— start of Exercise inputs —

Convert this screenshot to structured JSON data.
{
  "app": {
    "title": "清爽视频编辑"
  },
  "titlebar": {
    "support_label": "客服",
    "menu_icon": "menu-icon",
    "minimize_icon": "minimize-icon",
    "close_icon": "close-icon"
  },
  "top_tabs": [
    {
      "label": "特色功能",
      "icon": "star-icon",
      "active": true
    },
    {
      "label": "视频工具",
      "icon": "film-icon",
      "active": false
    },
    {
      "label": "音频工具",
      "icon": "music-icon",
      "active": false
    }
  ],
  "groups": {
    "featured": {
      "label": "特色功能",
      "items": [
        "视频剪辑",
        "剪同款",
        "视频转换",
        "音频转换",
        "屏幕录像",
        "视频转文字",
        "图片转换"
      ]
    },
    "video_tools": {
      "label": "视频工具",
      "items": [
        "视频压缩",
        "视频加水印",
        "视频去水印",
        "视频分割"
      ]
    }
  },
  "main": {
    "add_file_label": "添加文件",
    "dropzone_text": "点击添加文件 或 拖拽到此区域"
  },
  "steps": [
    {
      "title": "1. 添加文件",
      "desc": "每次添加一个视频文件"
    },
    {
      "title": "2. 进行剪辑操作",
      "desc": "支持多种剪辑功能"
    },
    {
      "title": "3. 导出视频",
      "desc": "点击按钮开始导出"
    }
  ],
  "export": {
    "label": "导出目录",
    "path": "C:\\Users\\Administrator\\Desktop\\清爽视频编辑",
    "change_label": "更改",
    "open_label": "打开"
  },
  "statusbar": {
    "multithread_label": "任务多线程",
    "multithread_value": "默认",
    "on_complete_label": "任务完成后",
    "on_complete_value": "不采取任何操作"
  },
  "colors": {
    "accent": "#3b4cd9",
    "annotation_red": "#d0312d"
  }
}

— end of Exercise inputs —

Task description -
Return the whole listing exactly.

Result for this task -
Convert this screenshot to structured JSON data.
{
  "app": {
    "title": "清爽视频编辑"
  },
  "titlebar": {
    "support_label": "客服",
    "menu_icon": "menu-icon",
    "minimize_icon": "minimize-icon",
    "close_icon": "close-icon"
  },
  "top_tabs": [
    {
      "label": "特色功能",
      "icon": "star-icon",
      "active": true
    },
    {
      "label": "视频工具",
      "icon": "film-icon",
      "active": false
    },
    {
      "label": "音频工具",
      "icon": "music-icon",
      "active": false
    }
  ],
  "groups": {
    "featured": {
      "label": "特色功能",
      "items": [
        "视频剪辑",
        "剪同款",
        "视频转换",
        "音频转换",
        "屏幕录像",
        "视频转文字",
        "图片转换"
      ]
    },
    "video_tools": {
      "label": "视频工具",
      "items": [
        "视频压缩",
        "视频加水印",
        "视频去水印",
        "视频分割"
      ]
    }
  },
  "main": {
    "add_file_label": "添加文件",
    "dropzone_text": "点击添加文件 或 拖拽到此区域"
  },
  "steps": [
    {
      "title": "1. 添加文件",
      "desc": "每次添加一个视频文件"
    },
    {
      "title": "2. 进行剪辑操作",
      "desc": "支持多种剪辑功能"
    },
    {
      "title": "3. 导出视频",
      "desc": "点击按钮开始导出"
    }
  ],
  "export": {
    "label": "导出目录",
    "path": "C:\\Users\\Administrator\\Desktop\\清爽视频编辑",
    "change_label": "更改",
    "open_label": "打开"
  },
  "statusbar": {
    "multithread_label": "任务多线程",
    "multithread_value": "默认",
    "on_complete_label": "任务完成后",
    "on_complete_value": "不采取任何操作"
  },
  "colors": {
    "accent": "#3b4cd9",
    "annotation_red": "#d0312d"
  }
}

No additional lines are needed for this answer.